◆ CHALLENGE
Retype the records below word for word and omit any image.
═══ SUPPLIED INFORMATION ═══
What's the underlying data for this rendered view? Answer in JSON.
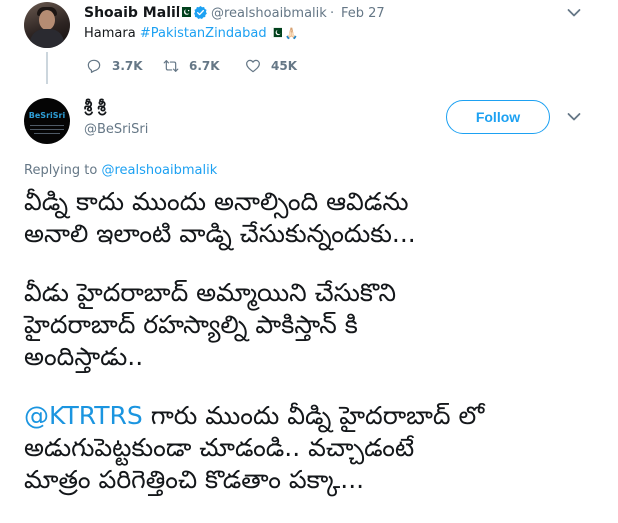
{
  "parent_tweet": {
    "author_name": "Shoaib Malik",
    "handle": "@realshoaibmalik",
    "separator": "·",
    "date": "Feb 27",
    "text_prefix": "Hamara ",
    "hashtag": "#PakistanZindabad",
    "emoji_pray": "🙏🏻",
    "reply_count": "3.7K",
    "retweet_count": "6.7K",
    "like_count": "45K"
  },
  "reply_tweet": {
    "author_name": "శ్రీ శ్రీ",
    "handle": "@BeSriSri",
    "avatar_text": "BeSriSri",
    "follow_label": "Follow",
    "replying_prefix": "Replying to ",
    "replying_to": "@realshoaibmalik",
    "paragraphs": [
      [
        "వీడ్ని కాదు ముందు అనాల్సింది ఆవిడను",
        "అనాలి ఇలాంటి వాడ్ని చేసుకున్నందుకు..."
      ],
      [
        "వీడు హైదరాబాద్ అమ్మాయిని చేసుకొని",
        "హైదరాబాద్ రహస్యాల్ని పాకిస్తాన్ కి",
        "అందిస్తాడు.."
      ]
    ],
    "last_paragraph": {
      "mention": "@KTRTRS",
      "line1_rest": " గారు ముందు వీడ్ని హైదరాబాద్ లో",
      "line2": "అడుగుపెట్టకుండా చూడండి.. వచ్చాడంటే",
      "line3": "మాత్రం పరిగెత్తించి కొడతాం పక్కా..."
    }
  },
  "colors": {
    "link_blue": "#1da1f2",
    "secondary_gray": "#657786",
    "verified_blue": "#1da1f2",
    "pakistan_green": "#01411c"
  },
  "icons": {
    "reply": "reply-icon",
    "retweet": "retweet-icon",
    "like": "heart-icon",
    "verified": "verified-badge-icon",
    "caret": "chevron-down-icon",
    "flag": "pakistan-flag-icon"
  }
}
═══
◆ WRITTEN ANSWER
What's the underlying data for this rendered view? Answer in JSON.
{
  "parent_tweet": {
    "author_name": "Shoaib Malik",
    "handle": "@realshoaibmalik",
    "separator": "·",
    "date": "Feb 27",
    "text_prefix": "Hamara ",
    "hashtag": "#PakistanZindabad",
    "emoji_pray": "🙏🏻",
    "reply_count": "3.7K",
    "retweet_count": "6.7K",
    "like_count": "45K"
  },
  "reply_tweet": {
    "author_name": "శ్రీ శ్రీ",
    "handle": "@BeSriSri",
    "avatar_text": "BeSriSri",
    "follow_label": "Follow",
    "replying_prefix": "Replying to ",
    "replying_to": "@realshoaibmalik",
    "paragraphs": [
      [
        "వీడ్ని కాదు ముందు అనాల్సింది ఆవిడను",
        "అనాలి ఇలాంటి వాడ్ని చేసుకున్నందుకు..."
      ],
      [
        "వీడు హైదరాబాద్ అమ్మాయిని చేసుకొని",
        "హైదరాబాద్ రహస్యాల్ని పాకిస్తాన్ కి",
        "అందిస్తాడు.."
      ]
    ],
    "last_paragraph": {
      "mention": "@KTRTRS",
      "line1_rest": " గారు ముందు వీడ్ని హైదరాబాద్ లో",
      "line2": "అడుగుపెట్టకుండా చూడండి.. వచ్చాడంటే",
      "line3": "మాత్రం పరిగెత్తించి కొడతాం పక్కా..."
    }
  },
  "colors": {
    "link_blue": "#1da1f2",
    "secondary_gray": "#657786",
    "verified_blue": "#1da1f2",
    "pakistan_green": "#01411c"
  },
  "icons": {
    "reply": "reply-icon",
    "retweet": "retweet-icon",
    "like": "heart-icon",
    "verified": "verified-badge-icon",
    "caret": "chevron-down-icon",
    "flag": "pakistan-flag-icon"
  }
}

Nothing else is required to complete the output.